Exercise task:
Your task is to copy every line of the records below that contains "source".

Records contained in a dataset:
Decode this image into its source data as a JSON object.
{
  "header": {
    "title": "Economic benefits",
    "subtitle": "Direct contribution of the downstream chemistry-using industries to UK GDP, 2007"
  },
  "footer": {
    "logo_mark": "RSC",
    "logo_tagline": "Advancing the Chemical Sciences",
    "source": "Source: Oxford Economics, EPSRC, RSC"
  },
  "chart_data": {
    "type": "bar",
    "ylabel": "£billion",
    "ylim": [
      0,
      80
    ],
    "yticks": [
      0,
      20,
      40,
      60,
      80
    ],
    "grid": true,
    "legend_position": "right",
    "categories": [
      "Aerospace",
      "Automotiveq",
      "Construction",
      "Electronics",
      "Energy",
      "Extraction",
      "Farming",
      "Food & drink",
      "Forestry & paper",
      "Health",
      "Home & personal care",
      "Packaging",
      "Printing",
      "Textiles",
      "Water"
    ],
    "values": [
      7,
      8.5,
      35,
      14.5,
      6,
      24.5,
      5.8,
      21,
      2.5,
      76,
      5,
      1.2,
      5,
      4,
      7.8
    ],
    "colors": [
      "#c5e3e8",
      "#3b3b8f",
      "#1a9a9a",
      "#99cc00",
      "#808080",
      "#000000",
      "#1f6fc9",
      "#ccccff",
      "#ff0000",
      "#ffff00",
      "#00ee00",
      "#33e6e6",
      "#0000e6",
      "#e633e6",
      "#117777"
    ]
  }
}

Finished task:
Decode this image into its source data as a JSON object.
    "source": "Source: Oxford Economics, EPSRC, RSC"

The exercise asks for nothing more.